Objective: Reproduce all the lines below exactly and omit the images.
=== Exercise materials ===
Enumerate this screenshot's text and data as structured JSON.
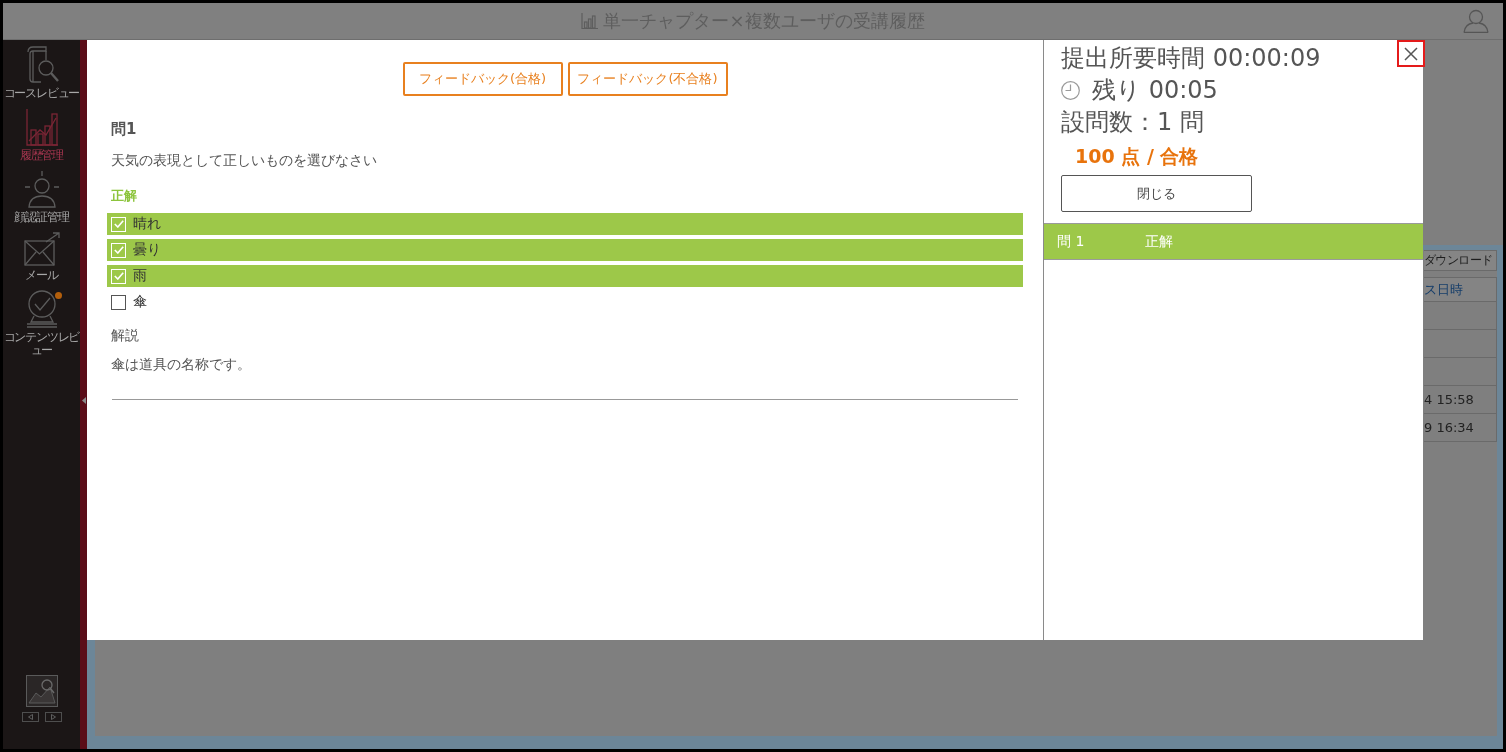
{
  "header": {
    "title": "単一チャプター×複数ユーザの受講履歴"
  },
  "sidebar": {
    "items": [
      {
        "kind": "book",
        "label": "コースレビュー",
        "selected": false,
        "notice": false
      },
      {
        "kind": "chart",
        "label": "履歴管理",
        "selected": true,
        "notice": false
      },
      {
        "kind": "person",
        "label": "顔認証管理",
        "selected": false,
        "notice": false
      },
      {
        "kind": "mail",
        "label": "メール",
        "selected": false,
        "notice": false
      },
      {
        "kind": "badge",
        "label": "コンテンツレビュー",
        "selected": false,
        "notice": true
      }
    ]
  },
  "background_table": {
    "download_button": "ダウンロード",
    "column_header": "ス日時",
    "rows": [
      "4 15:58",
      "9 16:34"
    ]
  },
  "modal": {
    "close_button": {
      "highlighted": true
    },
    "feedback_buttons": [
      {
        "label": "フィードバック(合格)"
      },
      {
        "label": "フィードバック(不合格)"
      }
    ],
    "question": {
      "number": "問1",
      "text": "天気の表現として正しいものを選びなさい",
      "answer_heading": "正解",
      "options": [
        {
          "label": "晴れ",
          "checked": true,
          "correct": true
        },
        {
          "label": "曇り",
          "checked": true,
          "correct": true
        },
        {
          "label": "雨",
          "checked": true,
          "correct": true
        },
        {
          "label": "傘",
          "checked": false,
          "correct": false
        }
      ],
      "explanation_heading": "解説",
      "explanation": "傘は道具の名称です。"
    },
    "summary": {
      "elapsed": "提出所要時間 00:00:09",
      "remaining": "残り 00:05",
      "question_count": "設問数：1 問",
      "score": "100 点 / 合格",
      "close_label": "閉じる"
    },
    "results": [
      {
        "question": "問 1",
        "result": "正解",
        "correct": true
      }
    ]
  }
}
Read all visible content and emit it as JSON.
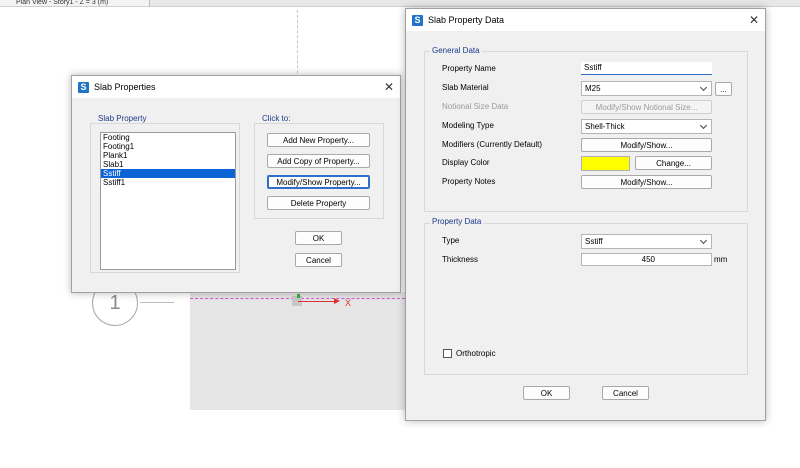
===
The response:
Enumerate this screenshot's text and data as structured JSON.
{
  "header": {
    "title": "単一チャプター×複数ユーザの受講履歴"
  },
  "sidebar": {
    "items": [
      {
        "kind": "book",
        "label": "コースレビュー",
        "selected": false,
        "notice": false
      },
      {
        "kind": "chart",
        "label": "履歴管理",
        "selected": true,
        "notice": false
      },
      {
        "kind": "person",
        "label": "顔認証管理",
        "selected": false,
        "notice": false
      },
      {
        "kind": "mail",
        "label": "メール",
        "selected": false,
        "notice": false
      },
      {
        "kind": "badge",
        "label": "コンテンツレビュー",
        "selected": false,
        "notice": true
      }
    ]
  },
  "background_table": {
    "download_button": "ダウンロード",
    "column_header": "ス日時",
    "rows": [
      "4 15:58",
      "9 16:34"
    ]
  },
  "modal": {
    "close_button": {
      "highlighted": true
    },
    "feedback_buttons": [
      {
        "label": "フィードバック(合格)"
      },
      {
        "label": "フィードバック(不合格)"
      }
    ],
    "question": {
      "number": "問1",
      "text": "天気の表現として正しいものを選びなさい",
      "answer_heading": "正解",
      "options": [
        {
          "label": "晴れ",
          "checked": true,
          "correct": true
        },
        {
          "label": "曇り",
          "checked": true,
          "correct": true
        },
        {
          "label": "雨",
          "checked": true,
          "correct": true
        },
        {
          "label": "傘",
          "checked": false,
          "correct": false
        }
      ],
      "explanation_heading": "解説",
      "explanation": "傘は道具の名称です。"
    },
    "summary": {
      "elapsed": "提出所要時間 00:00:09",
      "remaining": "残り 00:05",
      "question_count": "設問数：1 問",
      "score": "100 点 / 合格",
      "close_label": "閉じる"
    },
    "results": [
      {
        "question": "問 1",
        "result": "正解",
        "correct": true
      }
    ]
  }
}
Read all visible content and emit it as JSON.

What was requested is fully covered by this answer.